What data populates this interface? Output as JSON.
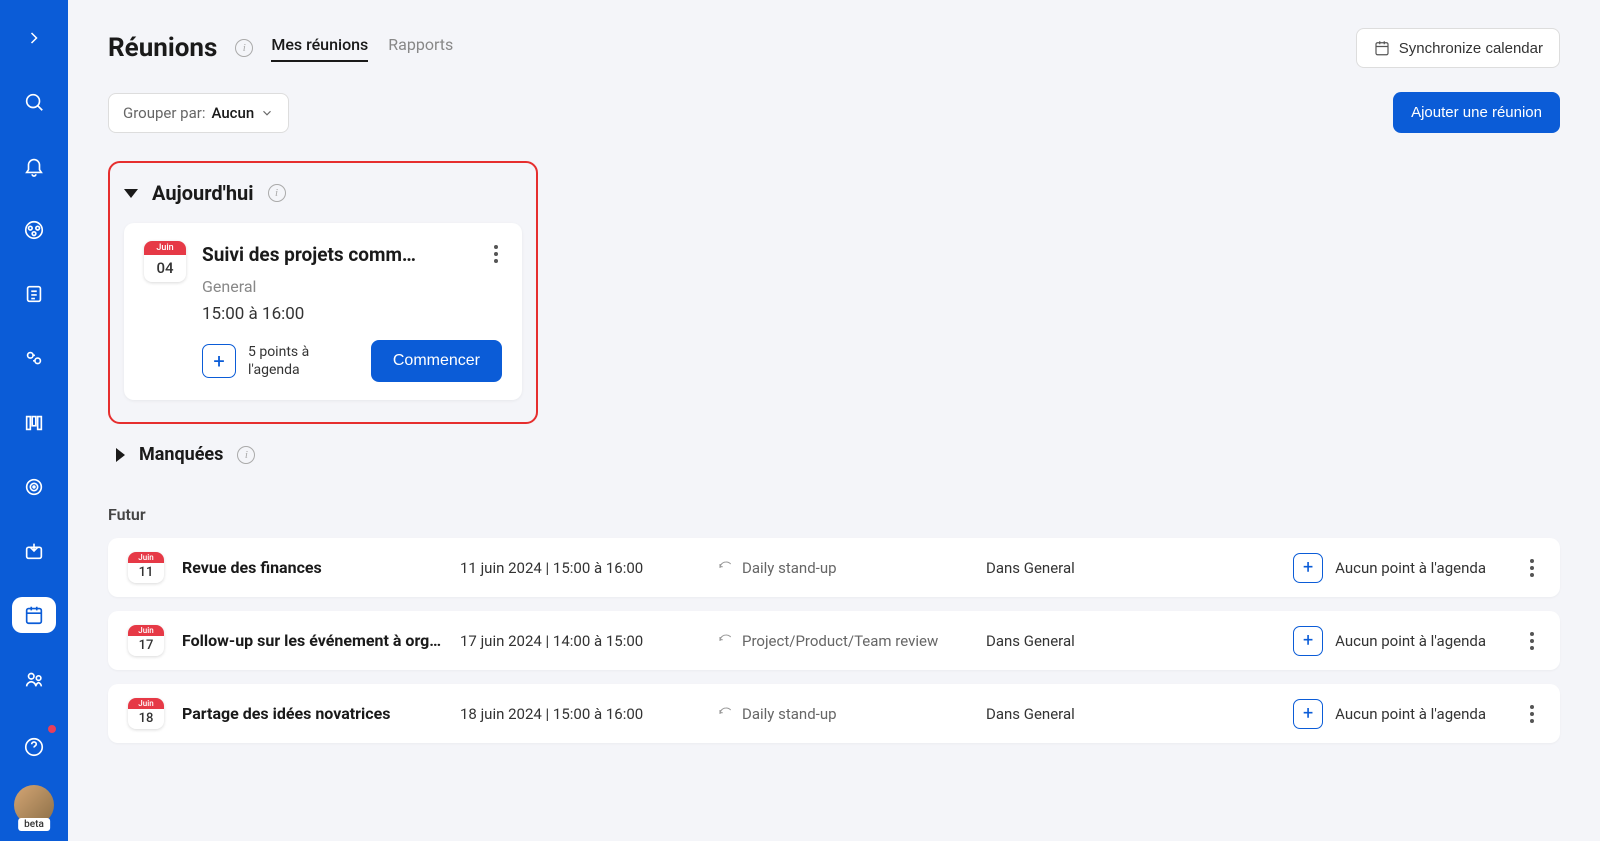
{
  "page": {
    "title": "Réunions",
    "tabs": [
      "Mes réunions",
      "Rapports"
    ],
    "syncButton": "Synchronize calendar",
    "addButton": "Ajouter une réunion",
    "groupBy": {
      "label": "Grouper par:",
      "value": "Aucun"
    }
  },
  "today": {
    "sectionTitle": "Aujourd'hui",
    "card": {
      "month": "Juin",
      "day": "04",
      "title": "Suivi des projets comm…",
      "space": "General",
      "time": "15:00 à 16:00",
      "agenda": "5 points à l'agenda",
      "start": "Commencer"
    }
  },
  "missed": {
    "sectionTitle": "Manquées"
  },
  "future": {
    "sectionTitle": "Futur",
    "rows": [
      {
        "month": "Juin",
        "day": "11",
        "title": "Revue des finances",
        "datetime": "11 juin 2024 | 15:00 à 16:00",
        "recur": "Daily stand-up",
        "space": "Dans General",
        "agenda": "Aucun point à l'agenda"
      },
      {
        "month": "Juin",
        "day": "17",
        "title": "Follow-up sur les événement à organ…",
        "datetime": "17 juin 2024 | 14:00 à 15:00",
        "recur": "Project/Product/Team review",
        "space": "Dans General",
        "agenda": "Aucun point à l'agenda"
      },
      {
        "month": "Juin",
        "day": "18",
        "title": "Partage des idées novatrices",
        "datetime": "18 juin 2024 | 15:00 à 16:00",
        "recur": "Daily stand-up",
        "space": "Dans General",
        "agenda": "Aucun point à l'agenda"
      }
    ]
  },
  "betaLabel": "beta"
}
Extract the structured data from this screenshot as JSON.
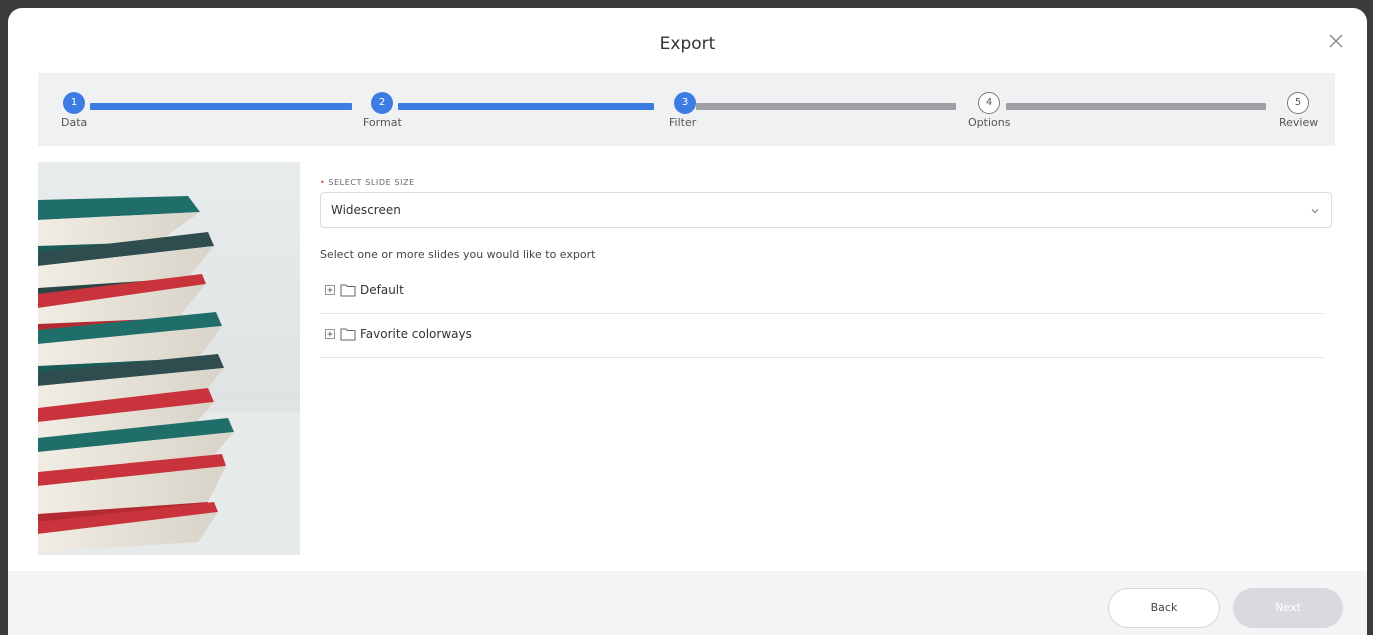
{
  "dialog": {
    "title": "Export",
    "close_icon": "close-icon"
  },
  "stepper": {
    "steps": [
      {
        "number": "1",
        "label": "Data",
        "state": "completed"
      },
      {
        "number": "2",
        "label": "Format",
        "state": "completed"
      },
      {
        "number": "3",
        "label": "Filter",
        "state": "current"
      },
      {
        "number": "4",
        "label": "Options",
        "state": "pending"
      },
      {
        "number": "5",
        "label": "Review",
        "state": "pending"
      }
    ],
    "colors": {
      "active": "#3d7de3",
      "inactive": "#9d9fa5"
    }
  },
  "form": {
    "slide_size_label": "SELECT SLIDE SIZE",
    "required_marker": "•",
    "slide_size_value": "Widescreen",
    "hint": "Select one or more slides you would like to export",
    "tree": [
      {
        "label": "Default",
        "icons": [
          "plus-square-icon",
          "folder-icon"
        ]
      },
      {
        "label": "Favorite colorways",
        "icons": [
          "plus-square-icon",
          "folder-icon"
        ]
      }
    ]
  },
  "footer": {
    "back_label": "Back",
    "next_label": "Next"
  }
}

==*==

Task goal: Omit the pictures, then output the rest of the listing exactly.

Result:
What data populates this interface? Output as JSON.
{
  "page": {
    "title": "Réunions",
    "tabs": [
      "Mes réunions",
      "Rapports"
    ],
    "syncButton": "Synchronize calendar",
    "addButton": "Ajouter une réunion",
    "groupBy": {
      "label": "Grouper par:",
      "value": "Aucun"
    }
  },
  "today": {
    "sectionTitle": "Aujourd'hui",
    "card": {
      "month": "Juin",
      "day": "04",
      "title": "Suivi des projets comm…",
      "space": "General",
      "time": "15:00 à 16:00",
      "agenda": "5 points à l'agenda",
      "start": "Commencer"
    }
  },
  "missed": {
    "sectionTitle": "Manquées"
  },
  "future": {
    "sectionTitle": "Futur",
    "rows": [
      {
        "month": "Juin",
        "day": "11",
        "title": "Revue des finances",
        "datetime": "11 juin 2024 | 15:00 à 16:00",
        "recur": "Daily stand-up",
        "space": "Dans General",
        "agenda": "Aucun point à l'agenda"
      },
      {
        "month": "Juin",
        "day": "17",
        "title": "Follow-up sur les événement à organ…",
        "datetime": "17 juin 2024 | 14:00 à 15:00",
        "recur": "Project/Product/Team review",
        "space": "Dans General",
        "agenda": "Aucun point à l'agenda"
      },
      {
        "month": "Juin",
        "day": "18",
        "title": "Partage des idées novatrices",
        "datetime": "18 juin 2024 | 15:00 à 16:00",
        "recur": "Daily stand-up",
        "space": "Dans General",
        "agenda": "Aucun point à l'agenda"
      }
    ]
  },
  "betaLabel": "beta"
}
Extract the structured data from this screenshot as JSON.
{
  "dialog": {
    "title": "Export",
    "close_icon": "close-icon"
  },
  "stepper": {
    "steps": [
      {
        "number": "1",
        "label": "Data",
        "state": "completed"
      },
      {
        "number": "2",
        "label": "Format",
        "state": "completed"
      },
      {
        "number": "3",
        "label": "Filter",
        "state": "current"
      },
      {
        "number": "4",
        "label": "Options",
        "state": "pending"
      },
      {
        "number": "5",
        "label": "Review",
        "state": "pending"
      }
    ],
    "colors": {
      "active": "#3d7de3",
      "inactive": "#9d9fa5"
    }
  },
  "form": {
    "slide_size_label": "SELECT SLIDE SIZE",
    "required_marker": "•",
    "slide_size_value": "Widescreen",
    "hint": "Select one or more slides you would like to export",
    "tree": [
      {
        "label": "Default",
        "icons": [
          "plus-square-icon",
          "folder-icon"
        ]
      },
      {
        "label": "Favorite colorways",
        "icons": [
          "plus-square-icon",
          "folder-icon"
        ]
      }
    ]
  },
  "footer": {
    "back_label": "Back",
    "next_label": "Next"
  }
}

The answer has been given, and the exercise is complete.